[Collected data]

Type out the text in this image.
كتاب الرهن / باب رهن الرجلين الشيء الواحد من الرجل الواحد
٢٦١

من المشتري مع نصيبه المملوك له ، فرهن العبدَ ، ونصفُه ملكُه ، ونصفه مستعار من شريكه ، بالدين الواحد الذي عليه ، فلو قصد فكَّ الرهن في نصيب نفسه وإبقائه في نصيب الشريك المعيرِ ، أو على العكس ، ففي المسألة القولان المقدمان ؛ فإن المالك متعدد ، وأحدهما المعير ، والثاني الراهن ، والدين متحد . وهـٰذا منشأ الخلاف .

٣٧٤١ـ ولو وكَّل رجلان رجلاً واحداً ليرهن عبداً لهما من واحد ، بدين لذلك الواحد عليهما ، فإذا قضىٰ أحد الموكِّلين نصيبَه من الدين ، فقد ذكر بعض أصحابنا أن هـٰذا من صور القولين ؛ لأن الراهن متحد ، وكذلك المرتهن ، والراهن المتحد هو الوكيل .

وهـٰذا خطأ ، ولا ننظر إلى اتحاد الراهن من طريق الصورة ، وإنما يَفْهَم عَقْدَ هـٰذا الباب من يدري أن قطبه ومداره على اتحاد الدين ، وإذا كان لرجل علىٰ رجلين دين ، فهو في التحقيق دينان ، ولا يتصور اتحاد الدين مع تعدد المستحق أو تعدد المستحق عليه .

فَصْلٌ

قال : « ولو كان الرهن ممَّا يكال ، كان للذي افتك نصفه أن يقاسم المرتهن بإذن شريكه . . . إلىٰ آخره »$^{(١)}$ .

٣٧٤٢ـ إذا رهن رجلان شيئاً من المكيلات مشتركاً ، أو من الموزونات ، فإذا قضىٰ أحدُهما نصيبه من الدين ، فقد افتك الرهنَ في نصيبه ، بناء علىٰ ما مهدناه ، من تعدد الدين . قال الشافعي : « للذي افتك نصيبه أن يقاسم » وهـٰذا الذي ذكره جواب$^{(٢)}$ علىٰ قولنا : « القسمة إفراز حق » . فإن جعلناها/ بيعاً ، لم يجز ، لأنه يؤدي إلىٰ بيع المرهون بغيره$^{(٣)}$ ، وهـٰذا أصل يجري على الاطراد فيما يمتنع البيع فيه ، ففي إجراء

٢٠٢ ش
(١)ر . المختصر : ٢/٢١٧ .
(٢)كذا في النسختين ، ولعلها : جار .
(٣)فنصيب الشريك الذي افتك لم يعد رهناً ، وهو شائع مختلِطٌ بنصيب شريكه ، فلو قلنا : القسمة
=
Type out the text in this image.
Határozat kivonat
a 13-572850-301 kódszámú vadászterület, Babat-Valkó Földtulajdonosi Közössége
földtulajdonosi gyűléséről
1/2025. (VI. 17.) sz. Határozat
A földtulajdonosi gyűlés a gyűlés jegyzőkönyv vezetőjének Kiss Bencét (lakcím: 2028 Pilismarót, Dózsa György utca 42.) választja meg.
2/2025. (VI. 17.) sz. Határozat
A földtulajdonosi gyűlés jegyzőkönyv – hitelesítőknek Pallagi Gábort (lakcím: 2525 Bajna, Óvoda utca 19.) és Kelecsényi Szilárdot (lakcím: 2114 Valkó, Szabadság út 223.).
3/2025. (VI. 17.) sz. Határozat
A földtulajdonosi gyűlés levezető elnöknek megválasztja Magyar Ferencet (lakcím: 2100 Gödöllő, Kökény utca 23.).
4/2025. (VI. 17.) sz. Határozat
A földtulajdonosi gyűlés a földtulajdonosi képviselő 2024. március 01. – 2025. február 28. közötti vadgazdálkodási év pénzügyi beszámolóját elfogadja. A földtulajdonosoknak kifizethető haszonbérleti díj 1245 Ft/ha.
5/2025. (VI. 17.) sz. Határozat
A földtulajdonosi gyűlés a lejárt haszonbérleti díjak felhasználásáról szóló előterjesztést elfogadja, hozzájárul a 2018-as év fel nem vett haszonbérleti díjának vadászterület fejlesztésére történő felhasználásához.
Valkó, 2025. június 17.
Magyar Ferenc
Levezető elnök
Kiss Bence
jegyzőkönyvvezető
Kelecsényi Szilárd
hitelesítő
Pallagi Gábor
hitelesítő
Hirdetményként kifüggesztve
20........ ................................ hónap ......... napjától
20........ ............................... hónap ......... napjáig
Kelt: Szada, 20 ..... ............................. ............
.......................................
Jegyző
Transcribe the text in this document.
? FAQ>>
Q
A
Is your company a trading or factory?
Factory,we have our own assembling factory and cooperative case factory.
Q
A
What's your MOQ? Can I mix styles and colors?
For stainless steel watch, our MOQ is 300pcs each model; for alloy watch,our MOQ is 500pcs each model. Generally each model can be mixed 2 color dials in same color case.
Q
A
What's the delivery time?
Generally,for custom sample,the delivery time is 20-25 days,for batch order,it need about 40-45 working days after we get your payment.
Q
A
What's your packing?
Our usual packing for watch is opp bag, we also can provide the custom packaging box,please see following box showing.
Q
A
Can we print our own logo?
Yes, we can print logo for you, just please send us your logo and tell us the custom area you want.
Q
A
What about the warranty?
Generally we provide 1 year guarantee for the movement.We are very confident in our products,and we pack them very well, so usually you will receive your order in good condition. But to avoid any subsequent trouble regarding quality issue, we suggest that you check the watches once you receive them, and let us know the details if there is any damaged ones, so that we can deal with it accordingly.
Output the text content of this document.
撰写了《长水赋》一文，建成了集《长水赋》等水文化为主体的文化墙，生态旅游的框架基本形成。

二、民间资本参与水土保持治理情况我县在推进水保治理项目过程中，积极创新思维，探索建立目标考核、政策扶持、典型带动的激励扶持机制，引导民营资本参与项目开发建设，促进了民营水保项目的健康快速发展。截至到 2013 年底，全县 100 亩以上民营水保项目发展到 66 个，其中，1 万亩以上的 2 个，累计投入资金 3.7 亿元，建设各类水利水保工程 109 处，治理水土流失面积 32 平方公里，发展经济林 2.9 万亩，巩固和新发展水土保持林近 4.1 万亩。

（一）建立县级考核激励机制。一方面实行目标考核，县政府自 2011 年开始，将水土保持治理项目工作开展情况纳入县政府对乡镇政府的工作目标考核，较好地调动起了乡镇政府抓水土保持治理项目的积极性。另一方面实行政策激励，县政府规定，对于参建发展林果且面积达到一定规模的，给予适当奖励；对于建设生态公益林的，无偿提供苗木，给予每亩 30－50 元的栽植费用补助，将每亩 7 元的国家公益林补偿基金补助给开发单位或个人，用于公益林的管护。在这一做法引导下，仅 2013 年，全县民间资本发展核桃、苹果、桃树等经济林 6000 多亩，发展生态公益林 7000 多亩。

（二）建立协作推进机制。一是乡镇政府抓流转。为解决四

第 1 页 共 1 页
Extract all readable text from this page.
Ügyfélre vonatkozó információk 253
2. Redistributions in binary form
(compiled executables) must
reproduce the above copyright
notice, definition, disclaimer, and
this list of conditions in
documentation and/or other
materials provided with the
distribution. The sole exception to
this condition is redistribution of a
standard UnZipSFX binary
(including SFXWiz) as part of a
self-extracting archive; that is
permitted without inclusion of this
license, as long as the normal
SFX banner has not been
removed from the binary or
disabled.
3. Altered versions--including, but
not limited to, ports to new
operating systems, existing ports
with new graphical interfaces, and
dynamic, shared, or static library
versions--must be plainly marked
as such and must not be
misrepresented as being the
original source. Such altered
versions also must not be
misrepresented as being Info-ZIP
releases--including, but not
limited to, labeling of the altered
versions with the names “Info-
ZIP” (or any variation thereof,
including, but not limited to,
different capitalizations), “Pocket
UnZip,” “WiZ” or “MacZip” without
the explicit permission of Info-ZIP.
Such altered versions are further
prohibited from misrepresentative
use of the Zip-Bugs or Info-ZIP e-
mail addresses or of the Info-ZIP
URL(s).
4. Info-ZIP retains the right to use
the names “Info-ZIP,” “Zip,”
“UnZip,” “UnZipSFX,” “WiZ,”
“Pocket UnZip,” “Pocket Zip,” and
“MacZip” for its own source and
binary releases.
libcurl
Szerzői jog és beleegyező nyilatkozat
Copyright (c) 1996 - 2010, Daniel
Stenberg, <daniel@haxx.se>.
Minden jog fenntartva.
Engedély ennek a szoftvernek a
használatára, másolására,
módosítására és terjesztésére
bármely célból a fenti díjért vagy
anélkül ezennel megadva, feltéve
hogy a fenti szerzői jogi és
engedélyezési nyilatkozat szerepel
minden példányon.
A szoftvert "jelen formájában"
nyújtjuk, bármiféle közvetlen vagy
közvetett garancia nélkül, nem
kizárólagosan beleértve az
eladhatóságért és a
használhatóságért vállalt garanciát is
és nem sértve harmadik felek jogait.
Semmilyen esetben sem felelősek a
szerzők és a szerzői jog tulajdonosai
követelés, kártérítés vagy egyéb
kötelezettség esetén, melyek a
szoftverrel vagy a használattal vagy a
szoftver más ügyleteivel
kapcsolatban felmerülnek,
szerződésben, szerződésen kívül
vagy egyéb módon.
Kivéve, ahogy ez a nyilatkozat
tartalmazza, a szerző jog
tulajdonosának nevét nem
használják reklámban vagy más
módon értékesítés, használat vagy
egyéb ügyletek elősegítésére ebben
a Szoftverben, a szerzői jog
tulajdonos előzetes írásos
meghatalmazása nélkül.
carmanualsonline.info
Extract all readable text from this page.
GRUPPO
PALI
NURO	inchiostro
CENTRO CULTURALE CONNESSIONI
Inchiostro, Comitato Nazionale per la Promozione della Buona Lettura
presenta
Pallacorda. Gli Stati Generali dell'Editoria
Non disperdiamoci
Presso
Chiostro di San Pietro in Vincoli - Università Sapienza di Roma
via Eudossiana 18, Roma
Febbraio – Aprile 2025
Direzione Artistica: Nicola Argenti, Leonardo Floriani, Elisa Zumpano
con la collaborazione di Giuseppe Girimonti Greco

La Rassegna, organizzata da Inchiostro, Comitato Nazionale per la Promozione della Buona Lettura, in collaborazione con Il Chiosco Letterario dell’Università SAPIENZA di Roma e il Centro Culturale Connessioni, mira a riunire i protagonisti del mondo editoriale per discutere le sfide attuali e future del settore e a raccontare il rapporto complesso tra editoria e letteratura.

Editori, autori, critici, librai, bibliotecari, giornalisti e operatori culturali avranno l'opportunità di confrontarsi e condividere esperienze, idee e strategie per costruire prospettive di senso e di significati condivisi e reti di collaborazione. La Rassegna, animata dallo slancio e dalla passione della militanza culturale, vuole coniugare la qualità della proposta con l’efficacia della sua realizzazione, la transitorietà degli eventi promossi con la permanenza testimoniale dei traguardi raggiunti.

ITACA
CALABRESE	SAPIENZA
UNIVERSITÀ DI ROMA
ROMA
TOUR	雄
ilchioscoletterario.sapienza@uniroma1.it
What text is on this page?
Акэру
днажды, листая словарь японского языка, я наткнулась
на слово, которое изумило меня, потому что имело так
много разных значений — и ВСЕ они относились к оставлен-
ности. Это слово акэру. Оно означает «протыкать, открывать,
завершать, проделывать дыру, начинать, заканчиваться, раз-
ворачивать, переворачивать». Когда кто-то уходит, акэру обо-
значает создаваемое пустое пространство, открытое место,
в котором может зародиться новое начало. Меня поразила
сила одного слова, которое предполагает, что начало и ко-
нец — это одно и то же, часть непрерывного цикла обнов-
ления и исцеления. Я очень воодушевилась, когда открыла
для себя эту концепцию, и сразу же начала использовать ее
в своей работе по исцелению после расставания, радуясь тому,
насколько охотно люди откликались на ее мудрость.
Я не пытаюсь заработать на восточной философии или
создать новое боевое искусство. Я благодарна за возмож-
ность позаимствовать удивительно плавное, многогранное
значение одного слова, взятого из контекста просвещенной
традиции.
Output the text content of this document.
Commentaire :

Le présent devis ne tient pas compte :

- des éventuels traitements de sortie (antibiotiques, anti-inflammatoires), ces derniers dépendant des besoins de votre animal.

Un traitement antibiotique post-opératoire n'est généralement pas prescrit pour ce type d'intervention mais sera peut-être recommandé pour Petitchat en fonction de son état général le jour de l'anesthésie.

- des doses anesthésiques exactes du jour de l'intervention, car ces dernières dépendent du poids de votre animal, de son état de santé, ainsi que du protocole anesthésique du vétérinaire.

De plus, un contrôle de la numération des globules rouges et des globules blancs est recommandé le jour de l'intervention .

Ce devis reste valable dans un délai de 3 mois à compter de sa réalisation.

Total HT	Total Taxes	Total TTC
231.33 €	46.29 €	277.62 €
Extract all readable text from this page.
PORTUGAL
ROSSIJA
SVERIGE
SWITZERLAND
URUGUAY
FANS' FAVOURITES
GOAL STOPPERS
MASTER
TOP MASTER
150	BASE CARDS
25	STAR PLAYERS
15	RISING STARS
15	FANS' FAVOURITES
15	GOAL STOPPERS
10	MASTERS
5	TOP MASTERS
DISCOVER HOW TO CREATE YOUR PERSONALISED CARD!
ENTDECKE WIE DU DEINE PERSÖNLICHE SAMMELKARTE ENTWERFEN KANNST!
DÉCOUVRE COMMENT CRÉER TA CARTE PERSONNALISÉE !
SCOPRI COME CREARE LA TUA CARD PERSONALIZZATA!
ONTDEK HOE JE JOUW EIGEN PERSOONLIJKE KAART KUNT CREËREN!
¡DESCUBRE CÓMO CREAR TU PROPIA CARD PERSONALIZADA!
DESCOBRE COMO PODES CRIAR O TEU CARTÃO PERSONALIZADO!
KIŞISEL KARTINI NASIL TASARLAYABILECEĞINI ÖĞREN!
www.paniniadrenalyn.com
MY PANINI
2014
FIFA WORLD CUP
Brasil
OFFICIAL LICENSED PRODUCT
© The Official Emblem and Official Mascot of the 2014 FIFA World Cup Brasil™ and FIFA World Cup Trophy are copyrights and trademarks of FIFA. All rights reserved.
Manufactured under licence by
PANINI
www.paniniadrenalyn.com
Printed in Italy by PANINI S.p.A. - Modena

# Aim of the exercise:
Write out every line from the entries where "case" appears.

# Complete response:
Factory,we have our own assembling factory and cooperative case factory.
For stainless steel watch, our MOQ is 300pcs each model; for alloy watch,our MOQ is 500pcs each model. Generally each model can be mixed 2 color dials in same color case.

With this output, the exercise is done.